--- Start ---
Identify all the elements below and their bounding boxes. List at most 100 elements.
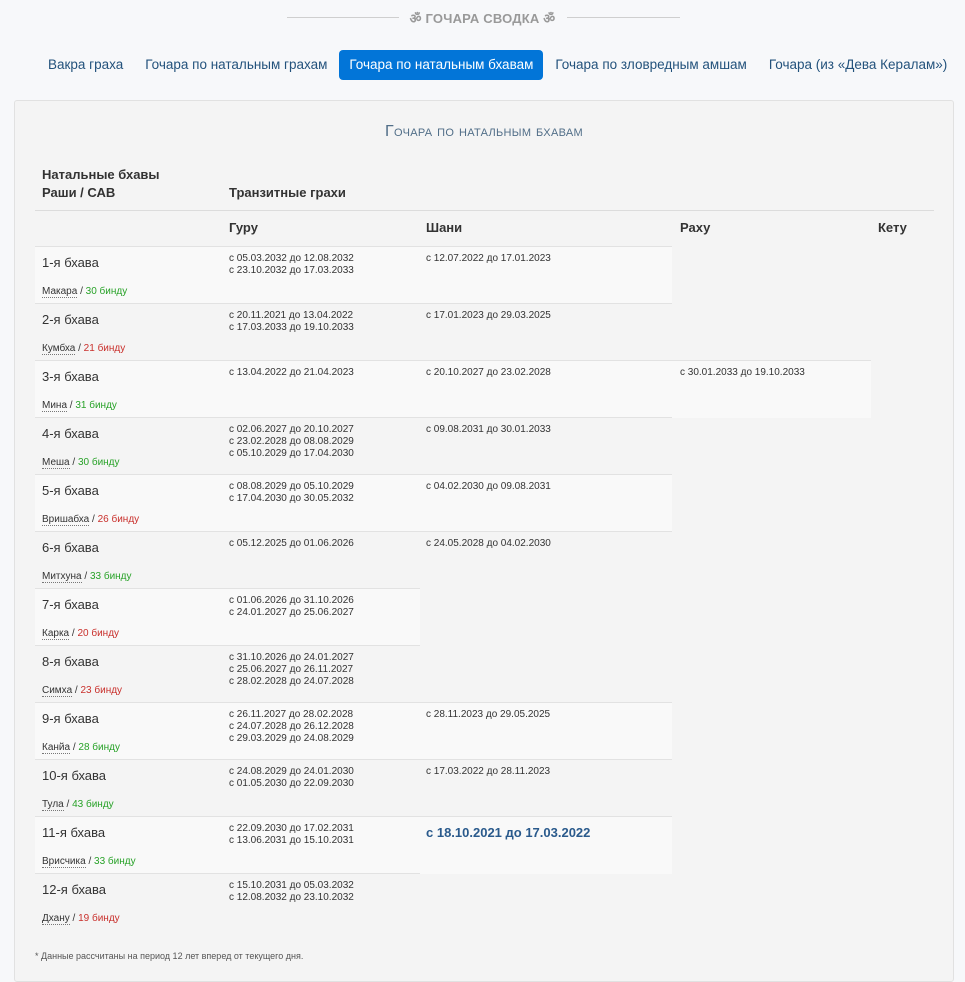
rashi-sav: Митхуна / 33 бинду [42,566,132,584]
rashi-name[interactable]: Мина [42,400,67,412]
col-header-bhavas-line2: Раши / САВ [42,185,116,200]
tab-natal-grahas[interactable]: Гочара по натальным грахам [135,50,337,80]
bindu-value: 19 бинду [78,913,120,924]
separator: / [81,571,90,582]
guru-transit-dates: с 20.11.2021 до 13.04.2022 с 17.03.2033 … [229,310,354,333]
bindu-value: 20 бинду [77,628,120,639]
rashi-sav: Кумбха / 21 бинду [42,338,125,356]
rashi-name[interactable]: Врисчика [42,856,86,868]
rashi-sav: Симха / 23 бинду [42,680,122,698]
header-divider [35,210,934,211]
guru-transit-dates: с 22.09.2030 до 17.02.2031 с 13.06.2031 … [229,823,354,846]
bindu-value: 33 бинду [89,571,132,582]
bindu-value: 26 бинду [97,514,140,525]
divider [567,17,680,18]
rahu-transit-dates: с 30.01.2033 до 19.10.2033 [680,367,805,378]
guru-transit-dates: с 15.10.2031 до 05.03.2032 с 12.08.2032 … [229,880,354,903]
separator: / [77,286,86,297]
separator: / [69,457,78,468]
rashi-name[interactable]: Макара [42,286,78,298]
separator: / [89,514,98,525]
col-header-bhavas-line1: Натальные бхавы [42,167,160,182]
shani-transit-dates: с 09.08.2031 до 30.01.2033 [426,424,551,435]
bhava-label: 7-я бхава [42,597,99,612]
rashi-name[interactable]: Тула [42,799,64,811]
footnote: * Данные рассчитаны на период 12 лет впе… [35,951,304,961]
bindu-value: 33 бинду [94,856,136,867]
bhava-label: 9-я бхава [42,711,99,726]
shani-transit-dates: с 12.07.2022 до 17.01.2023 [426,253,551,264]
col-header-bhavas: Натальные бхавы Раши / САВ [42,166,160,202]
bindu-value: 28 бинду [78,742,120,753]
rashi-sav: Дхану / 19 бинду [42,908,120,926]
rashi-name[interactable]: Меша [42,457,70,469]
col-header-shani: Шани [426,220,463,235]
rashi-sav: Мина / 31 бинду [42,395,117,413]
shani-transit-dates: с 17.01.2023 до 29.03.2025 [426,310,551,321]
rashi-name[interactable]: Митхуна [42,571,82,583]
separator: / [85,856,95,867]
separator: / [75,343,84,354]
bindu-value: 30 бинду [77,457,120,468]
col-header-rahu: Раху [680,220,711,235]
bhava-label: 10-я бхава [42,768,107,783]
rashi-name[interactable]: Канйа [42,742,71,754]
rashi-sav: Канйа / 28 бинду [42,737,120,755]
rashi-name[interactable]: Кумбха [42,343,76,355]
divider [287,17,399,18]
bhava-label: 11-я бхава [42,825,106,840]
bhava-label: 2-я бхава [42,312,99,327]
rashi-sav: Карка / 20 бинду [42,623,119,641]
rashi-sav: Тула / 43 бинду [42,794,114,812]
tab-malefic-amshas[interactable]: Гочара по зловредным амшам [545,50,756,80]
separator: / [69,913,79,924]
bindu-value: 31 бинду [75,400,117,411]
shani-transit-dates: с 24.05.2028 до 04.02.2030 [426,538,551,549]
shani-transit-dates: с 18.10.2021 до 17.03.2022 [426,825,591,840]
rashi-name[interactable]: Карка [42,628,70,640]
bhava-label: 1-я бхава [42,255,99,270]
guru-transit-dates: с 31.10.2026 до 24.01.2027 с 25.06.2027 … [229,652,354,687]
tab-natal-bhavas[interactable]: Гочара по натальным бхавам [339,50,544,80]
guru-transit-dates: с 05.12.2025 до 01.06.2026 [229,538,354,549]
bindu-value: 30 бинду [85,286,128,297]
rashi-sav: Вришабха / 26 бинду [42,509,139,527]
guru-transit-dates: с 02.06.2027 до 20.10.2027 с 23.02.2028 … [229,424,354,459]
rashi-name[interactable]: Дхану [42,913,70,925]
bhava-label: 6-я бхава [42,540,99,555]
tab-bar: Вакра граха Гочара по натальным грахам Г… [38,50,959,80]
panel-title: Гочара по натальным бхавам [385,123,583,140]
rashi-sav: Макара / 30 бинду [42,281,127,299]
shani-transit-dates: с 17.03.2022 до 28.11.2023 [426,766,551,777]
col-header-guru: Гуру [229,220,258,235]
bhava-label: 8-я бхава [42,654,99,669]
rashi-sav: Врисчика / 33 бинду [42,851,136,869]
tab-vakra[interactable]: Вакра граха [38,50,133,80]
guru-transit-dates: с 13.04.2022 до 21.04.2023 [229,367,354,378]
bhava-label: 4-я бхава [42,426,99,441]
bindu-value: 43 бинду [72,799,114,810]
rashi-name[interactable]: Симха [42,685,73,697]
guru-transit-dates: с 05.03.2032 до 12.08.2032 с 23.10.2032 … [229,253,354,276]
bhava-label: 12-я бхава [42,882,107,897]
shani-transit-dates: с 28.11.2023 до 29.05.2025 [426,709,551,720]
page-title: ॐ ГОЧАРА СВОДКА ॐ [409,11,556,26]
guru-transit-dates: с 08.08.2029 до 05.10.2029 с 17.04.2030 … [229,481,354,504]
bindu-value: 21 бинду [83,343,126,354]
bindu-value: 23 бинду [80,685,123,696]
shani-transit-dates: с 20.10.2027 до 23.02.2028 [426,367,551,378]
rashi-sav: Меша / 30 бинду [42,452,120,470]
guru-transit-dates: с 01.06.2026 до 31.10.2026 с 24.01.2027 … [229,595,354,618]
col-header-ketu: Кету [878,220,907,235]
guru-transit-dates: с 24.08.2029 до 24.01.2030 с 01.05.2030 … [229,766,354,789]
bhava-label: 3-я бхава [42,369,99,384]
bhava-label: 5-я бхава [42,483,99,498]
gochara-panel: Гочара по натальным бхавам Натальные бха… [14,100,954,982]
guru-transit-dates: с 26.11.2027 до 28.02.2028 с 24.07.2028 … [229,709,354,744]
col-header-transit: Транзитные грахи [229,185,346,200]
page-header: ॐ ГОЧАРА СВОДКА ॐ [0,9,965,28]
shani-transit-dates: с 04.02.2030 до 09.08.2031 [426,481,551,492]
separator: / [63,799,73,810]
rashi-name[interactable]: Вришабха [42,514,90,526]
tab-deva-keralam[interactable]: Гочара (из «Дева Кералам») [759,50,957,80]
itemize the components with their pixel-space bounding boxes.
--- End ---
# WORK TO COMPLETE
Give as a JSON list of strings, one per line and skipping blank lines, the lines from the one with "rashi-sav: Митхуна /" to the one with "guru-transit-dates: с 20.11.2021", both included.

# ANSWER FOR THE TASK
[
  "rashi-sav: Митхуна / 33 бинду [42,566,132,584]",
  "rashi-name[interactable]: Мина [42,400,67,412]",
  "col-header-bhavas-line2: Раши / САВ [42,185,116,200]",
  "tab-natal-grahas[interactable]: Гочара по натальным грахам [135,50,337,80]",
  "bindu-value: 19 бинду [78,913,120,924]",
  "separator: / [81,571,90,582]",
  "guru-transit-dates: с 20.11.2021 до 13.04.2022 с 17.03.2033 … [229,310,354,333]"
]